[LISTING]
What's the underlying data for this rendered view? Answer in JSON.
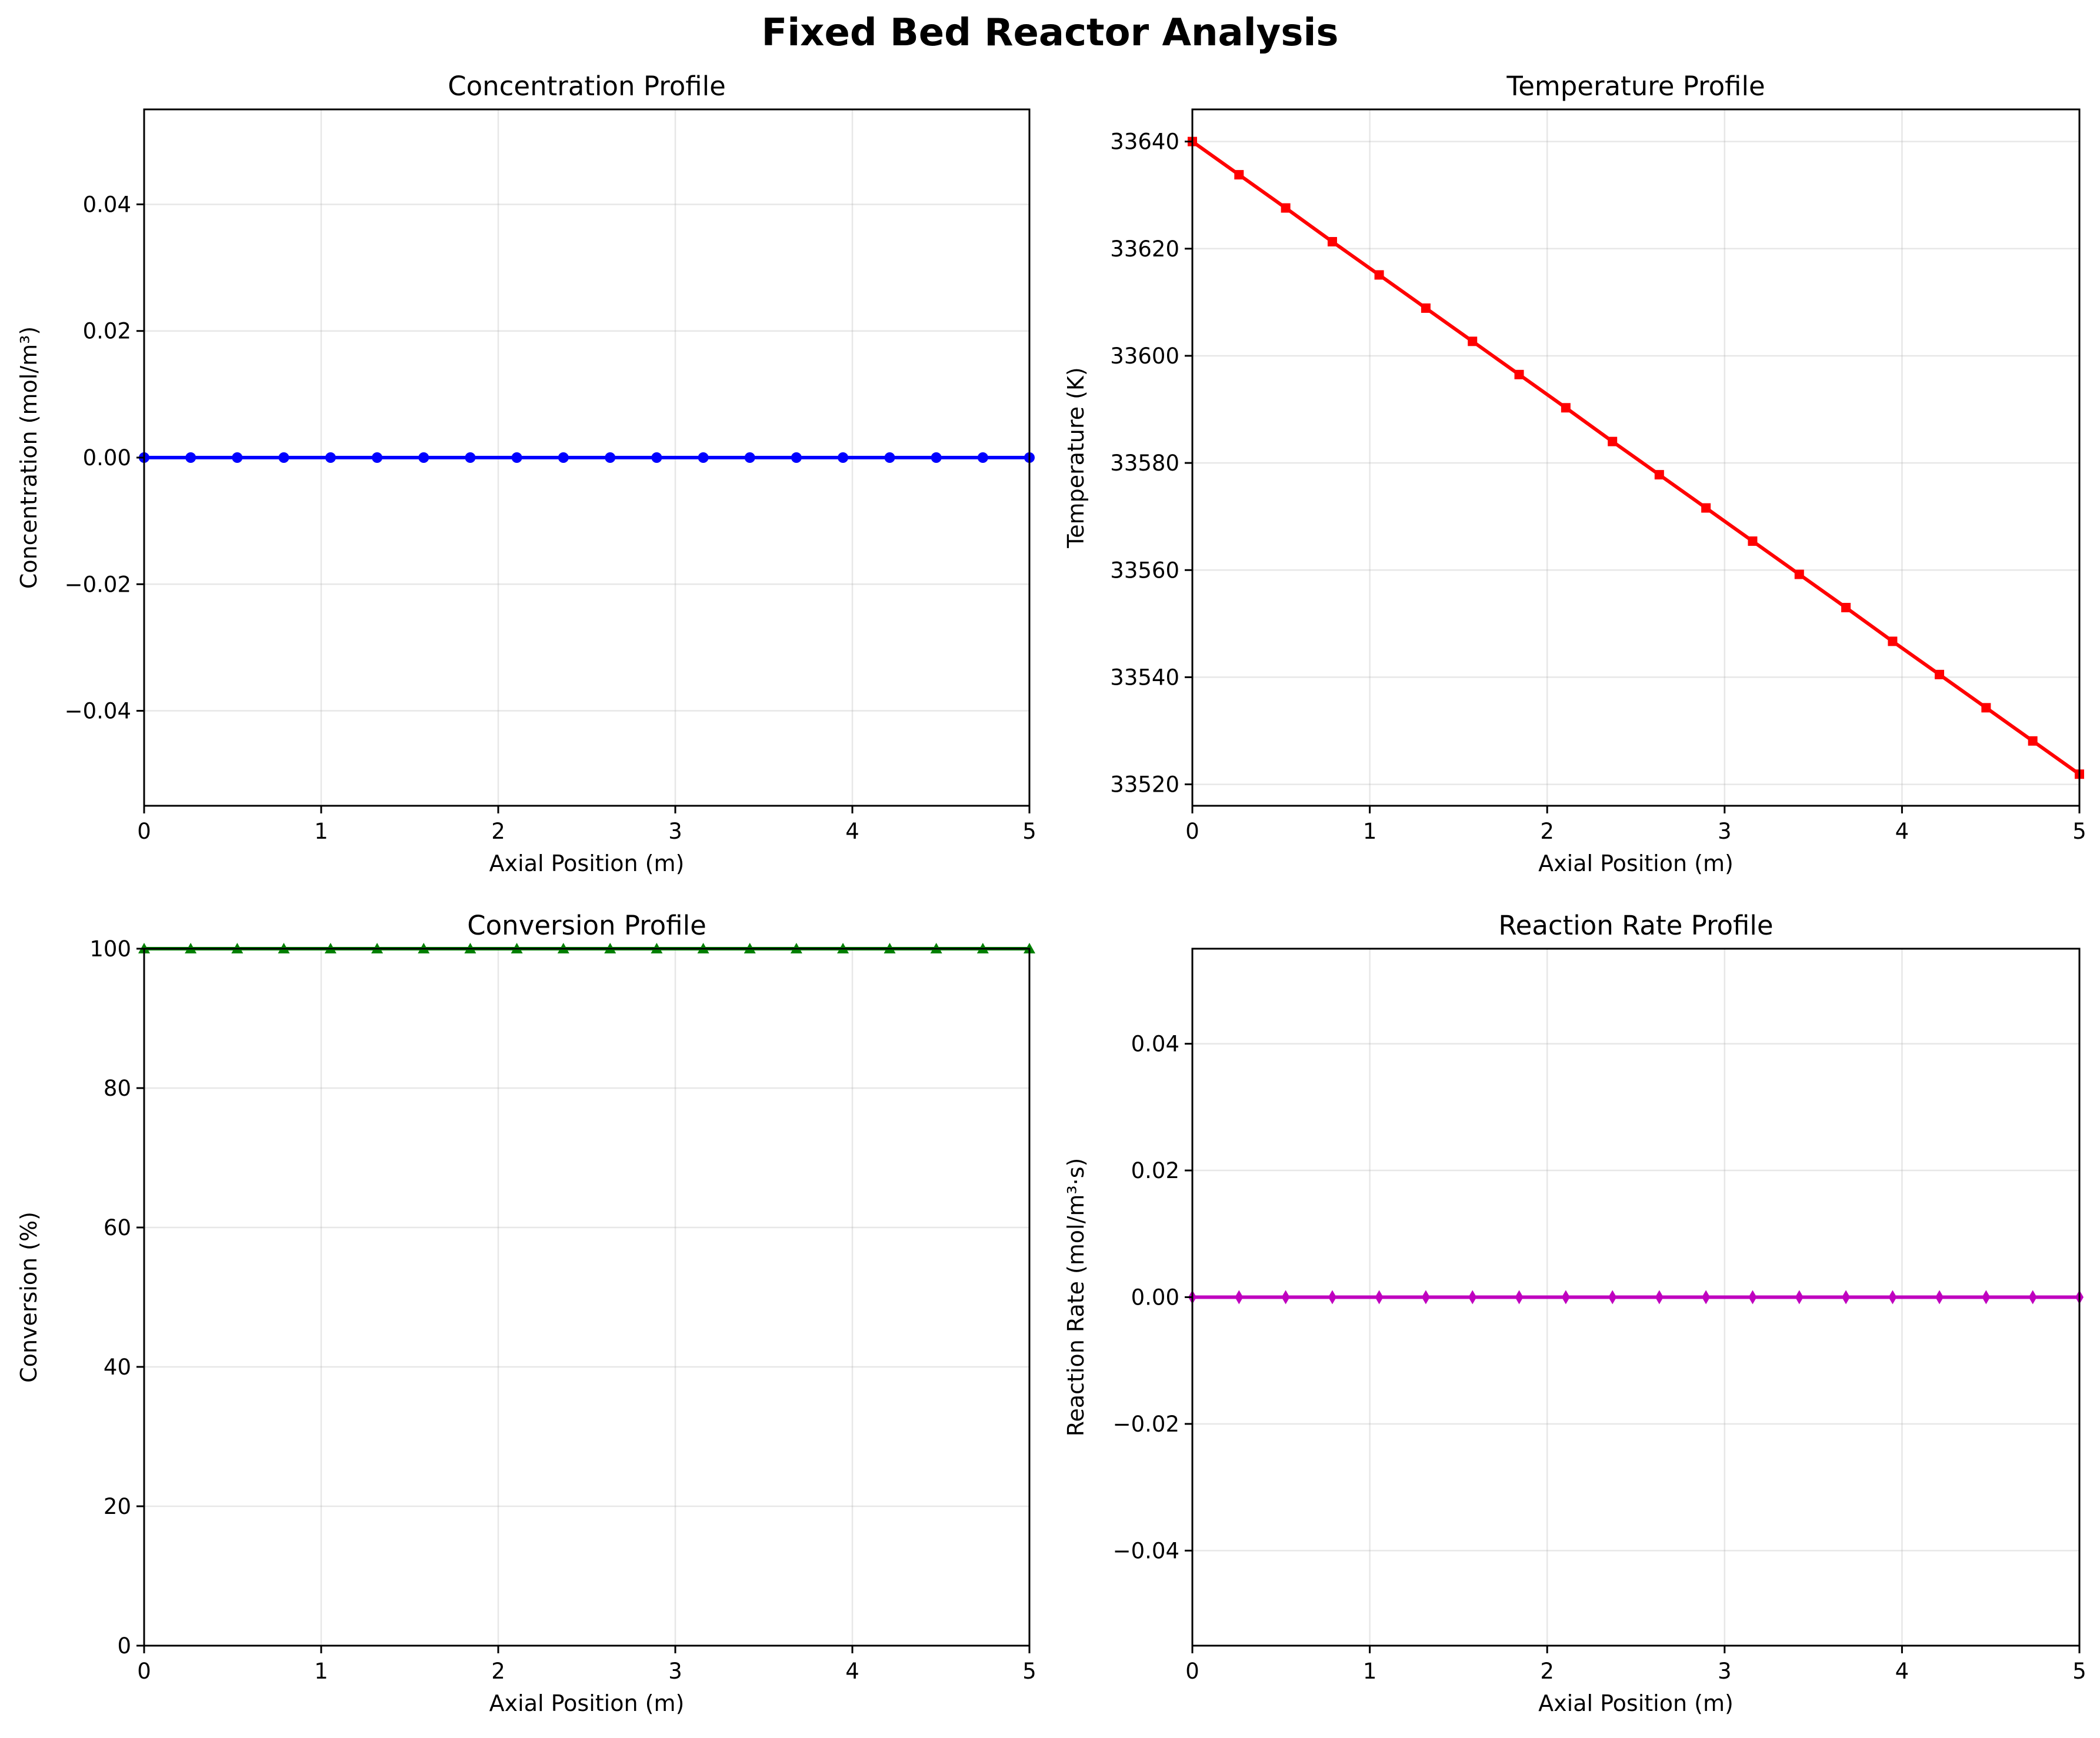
{
  "suptitle": "Fixed Bed Reactor Analysis",
  "chart_data": [
    {
      "type": "line",
      "title": "Concentration Profile",
      "xlabel": "Axial Position (m)",
      "ylabel": "Concentration (mol/m³)",
      "xlim": [
        0,
        5
      ],
      "ylim": [
        -0.055,
        0.055
      ],
      "xticks": [
        0,
        1,
        2,
        3,
        4,
        5
      ],
      "xtick_labels": [
        "0",
        "1",
        "2",
        "3",
        "4",
        "5"
      ],
      "yticks": [
        -0.04,
        -0.02,
        0,
        0.02,
        0.04
      ],
      "ytick_labels": [
        "−0.04",
        "−0.02",
        "0.00",
        "0.02",
        "0.04"
      ],
      "grid": true,
      "color": "#0000ff",
      "marker": "circle",
      "x": [
        0,
        0.263,
        0.526,
        0.789,
        1.053,
        1.316,
        1.579,
        1.842,
        2.105,
        2.368,
        2.632,
        2.895,
        3.158,
        3.421,
        3.684,
        3.947,
        4.211,
        4.474,
        4.737,
        5.0
      ],
      "y": [
        0,
        0,
        0,
        0,
        0,
        0,
        0,
        0,
        0,
        0,
        0,
        0,
        0,
        0,
        0,
        0,
        0,
        0,
        0,
        0
      ]
    },
    {
      "type": "line",
      "title": "Temperature Profile",
      "xlabel": "Axial Position (m)",
      "ylabel": "Temperature (K)",
      "xlim": [
        0,
        5
      ],
      "ylim": [
        33516,
        33646
      ],
      "xticks": [
        0,
        1,
        2,
        3,
        4,
        5
      ],
      "xtick_labels": [
        "0",
        "1",
        "2",
        "3",
        "4",
        "5"
      ],
      "yticks": [
        33520,
        33540,
        33560,
        33580,
        33600,
        33620,
        33640
      ],
      "ytick_labels": [
        "33520",
        "33540",
        "33560",
        "33580",
        "33600",
        "33620",
        "33640"
      ],
      "grid": true,
      "color": "#ff0000",
      "marker": "square",
      "x": [
        0,
        0.263,
        0.526,
        0.789,
        1.053,
        1.316,
        1.579,
        1.842,
        2.105,
        2.368,
        2.632,
        2.895,
        3.158,
        3.421,
        3.684,
        3.947,
        4.211,
        4.474,
        4.737,
        5.0
      ],
      "y": [
        33640.0,
        33633.8,
        33627.6,
        33621.3,
        33615.1,
        33608.9,
        33602.7,
        33596.5,
        33590.3,
        33584.0,
        33577.8,
        33571.6,
        33565.4,
        33559.2,
        33553.0,
        33546.7,
        33540.5,
        33534.3,
        33528.1,
        33521.9
      ]
    },
    {
      "type": "line",
      "title": "Conversion Profile",
      "xlabel": "Axial Position (m)",
      "ylabel": "Conversion (%)",
      "xlim": [
        0,
        5
      ],
      "ylim": [
        0,
        100
      ],
      "xticks": [
        0,
        1,
        2,
        3,
        4,
        5
      ],
      "xtick_labels": [
        "0",
        "1",
        "2",
        "3",
        "4",
        "5"
      ],
      "yticks": [
        0,
        20,
        40,
        60,
        80,
        100
      ],
      "ytick_labels": [
        "0",
        "20",
        "40",
        "60",
        "80",
        "100"
      ],
      "grid": true,
      "color": "#008000",
      "marker": "triangle",
      "x": [
        0,
        0.263,
        0.526,
        0.789,
        1.053,
        1.316,
        1.579,
        1.842,
        2.105,
        2.368,
        2.632,
        2.895,
        3.158,
        3.421,
        3.684,
        3.947,
        4.211,
        4.474,
        4.737,
        5.0
      ],
      "y": [
        100,
        100,
        100,
        100,
        100,
        100,
        100,
        100,
        100,
        100,
        100,
        100,
        100,
        100,
        100,
        100,
        100,
        100,
        100,
        100
      ]
    },
    {
      "type": "line",
      "title": "Reaction Rate Profile",
      "xlabel": "Axial Position (m)",
      "ylabel": "Reaction Rate (mol/m³·s)",
      "xlim": [
        0,
        5
      ],
      "ylim": [
        -0.055,
        0.055
      ],
      "xticks": [
        0,
        1,
        2,
        3,
        4,
        5
      ],
      "xtick_labels": [
        "0",
        "1",
        "2",
        "3",
        "4",
        "5"
      ],
      "yticks": [
        -0.04,
        -0.02,
        0,
        0.02,
        0.04
      ],
      "ytick_labels": [
        "−0.04",
        "−0.02",
        "0.00",
        "0.02",
        "0.04"
      ],
      "grid": true,
      "color": "#bf00bf",
      "marker": "diamond",
      "x": [
        0,
        0.263,
        0.526,
        0.789,
        1.053,
        1.316,
        1.579,
        1.842,
        2.105,
        2.368,
        2.632,
        2.895,
        3.158,
        3.421,
        3.684,
        3.947,
        4.211,
        4.474,
        4.737,
        5.0
      ],
      "y": [
        0,
        0,
        0,
        0,
        0,
        0,
        0,
        0,
        0,
        0,
        0,
        0,
        0,
        0,
        0,
        0,
        0,
        0,
        0,
        0
      ]
    }
  ]
}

[TASK TO CARRY OUT] Write the lines above out again exactly, without any of their pictures.

[SOLVED PROBLEM]
What's the underlying data for this rendered view? Answer in JSON.
{
  "suptitle": "Fixed Bed Reactor Analysis",
  "chart_data": [
    {
      "type": "line",
      "title": "Concentration Profile",
      "xlabel": "Axial Position (m)",
      "ylabel": "Concentration (mol/m³)",
      "xlim": [
        0,
        5
      ],
      "ylim": [
        -0.055,
        0.055
      ],
      "xticks": [
        0,
        1,
        2,
        3,
        4,
        5
      ],
      "xtick_labels": [
        "0",
        "1",
        "2",
        "3",
        "4",
        "5"
      ],
      "yticks": [
        -0.04,
        -0.02,
        0,
        0.02,
        0.04
      ],
      "ytick_labels": [
        "−0.04",
        "−0.02",
        "0.00",
        "0.02",
        "0.04"
      ],
      "grid": true,
      "color": "#0000ff",
      "marker": "circle",
      "x": [
        0,
        0.263,
        0.526,
        0.789,
        1.053,
        1.316,
        1.579,
        1.842,
        2.105,
        2.368,
        2.632,
        2.895,
        3.158,
        3.421,
        3.684,
        3.947,
        4.211,
        4.474,
        4.737,
        5.0
      ],
      "y": [
        0,
        0,
        0,
        0,
        0,
        0,
        0,
        0,
        0,
        0,
        0,
        0,
        0,
        0,
        0,
        0,
        0,
        0,
        0,
        0
      ]
    },
    {
      "type": "line",
      "title": "Temperature Profile",
      "xlabel": "Axial Position (m)",
      "ylabel": "Temperature (K)",
      "xlim": [
        0,
        5
      ],
      "ylim": [
        33516,
        33646
      ],
      "xticks": [
        0,
        1,
        2,
        3,
        4,
        5
      ],
      "xtick_labels": [
        "0",
        "1",
        "2",
        "3",
        "4",
        "5"
      ],
      "yticks": [
        33520,
        33540,
        33560,
        33580,
        33600,
        33620,
        33640
      ],
      "ytick_labels": [
        "33520",
        "33540",
        "33560",
        "33580",
        "33600",
        "33620",
        "33640"
      ],
      "grid": true,
      "color": "#ff0000",
      "marker": "square",
      "x": [
        0,
        0.263,
        0.526,
        0.789,
        1.053,
        1.316,
        1.579,
        1.842,
        2.105,
        2.368,
        2.632,
        2.895,
        3.158,
        3.421,
        3.684,
        3.947,
        4.211,
        4.474,
        4.737,
        5.0
      ],
      "y": [
        33640.0,
        33633.8,
        33627.6,
        33621.3,
        33615.1,
        33608.9,
        33602.7,
        33596.5,
        33590.3,
        33584.0,
        33577.8,
        33571.6,
        33565.4,
        33559.2,
        33553.0,
        33546.7,
        33540.5,
        33534.3,
        33528.1,
        33521.9
      ]
    },
    {
      "type": "line",
      "title": "Conversion Profile",
      "xlabel": "Axial Position (m)",
      "ylabel": "Conversion (%)",
      "xlim": [
        0,
        5
      ],
      "ylim": [
        0,
        100
      ],
      "xticks": [
        0,
        1,
        2,
        3,
        4,
        5
      ],
      "xtick_labels": [
        "0",
        "1",
        "2",
        "3",
        "4",
        "5"
      ],
      "yticks": [
        0,
        20,
        40,
        60,
        80,
        100
      ],
      "ytick_labels": [
        "0",
        "20",
        "40",
        "60",
        "80",
        "100"
      ],
      "grid": true,
      "color": "#008000",
      "marker": "triangle",
      "x": [
        0,
        0.263,
        0.526,
        0.789,
        1.053,
        1.316,
        1.579,
        1.842,
        2.105,
        2.368,
        2.632,
        2.895,
        3.158,
        3.421,
        3.684,
        3.947,
        4.211,
        4.474,
        4.737,
        5.0
      ],
      "y": [
        100,
        100,
        100,
        100,
        100,
        100,
        100,
        100,
        100,
        100,
        100,
        100,
        100,
        100,
        100,
        100,
        100,
        100,
        100,
        100
      ]
    },
    {
      "type": "line",
      "title": "Reaction Rate Profile",
      "xlabel": "Axial Position (m)",
      "ylabel": "Reaction Rate (mol/m³·s)",
      "xlim": [
        0,
        5
      ],
      "ylim": [
        -0.055,
        0.055
      ],
      "xticks": [
        0,
        1,
        2,
        3,
        4,
        5
      ],
      "xtick_labels": [
        "0",
        "1",
        "2",
        "3",
        "4",
        "5"
      ],
      "yticks": [
        -0.04,
        -0.02,
        0,
        0.02,
        0.04
      ],
      "ytick_labels": [
        "−0.04",
        "−0.02",
        "0.00",
        "0.02",
        "0.04"
      ],
      "grid": true,
      "color": "#bf00bf",
      "marker": "diamond",
      "x": [
        0,
        0.263,
        0.526,
        0.789,
        1.053,
        1.316,
        1.579,
        1.842,
        2.105,
        2.368,
        2.632,
        2.895,
        3.158,
        3.421,
        3.684,
        3.947,
        4.211,
        4.474,
        4.737,
        5.0
      ],
      "y": [
        0,
        0,
        0,
        0,
        0,
        0,
        0,
        0,
        0,
        0,
        0,
        0,
        0,
        0,
        0,
        0,
        0,
        0,
        0,
        0
      ]
    }
  ]
}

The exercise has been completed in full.